**Aim of the task:**
Reproduce the entire listing word for word.

[Dataset items]
★ ★ ★ ★

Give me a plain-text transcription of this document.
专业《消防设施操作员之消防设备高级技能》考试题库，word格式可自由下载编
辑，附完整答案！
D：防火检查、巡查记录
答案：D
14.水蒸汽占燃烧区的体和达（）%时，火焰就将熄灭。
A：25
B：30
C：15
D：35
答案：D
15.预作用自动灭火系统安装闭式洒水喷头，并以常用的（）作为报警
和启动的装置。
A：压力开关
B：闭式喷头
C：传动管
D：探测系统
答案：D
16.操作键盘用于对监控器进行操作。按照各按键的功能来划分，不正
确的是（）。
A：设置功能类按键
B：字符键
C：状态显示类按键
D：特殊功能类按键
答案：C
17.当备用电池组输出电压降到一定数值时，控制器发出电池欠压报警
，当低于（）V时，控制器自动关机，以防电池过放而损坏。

★ ★ ★ ★

**Completed task:**
Give me a plain-text transcription of this document.
专业《消防设施操作员之消防设备高级技能》考试题库，word格式可自由下载编
辑，附完整答案！
D：防火检查、巡查记录
答案：D
14.水蒸汽占燃烧区的体和达（）%时，火焰就将熄灭。
A：25
B：30
C：15
D：35
答案：D
15.预作用自动灭火系统安装闭式洒水喷头，并以常用的（）作为报警
和启动的装置。
A：压力开关
B：闭式喷头
C：传动管
D：探测系统
答案：D
16.操作键盘用于对监控器进行操作。按照各按键的功能来划分，不正
确的是（）。
A：设置功能类按键
B：字符键
C：状态显示类按键
D：特殊功能类按键
答案：C
17.当备用电池组输出电压降到一定数值时，控制器发出电池欠压报警
，当低于（）V时，控制器自动关机，以防电池过放而损坏。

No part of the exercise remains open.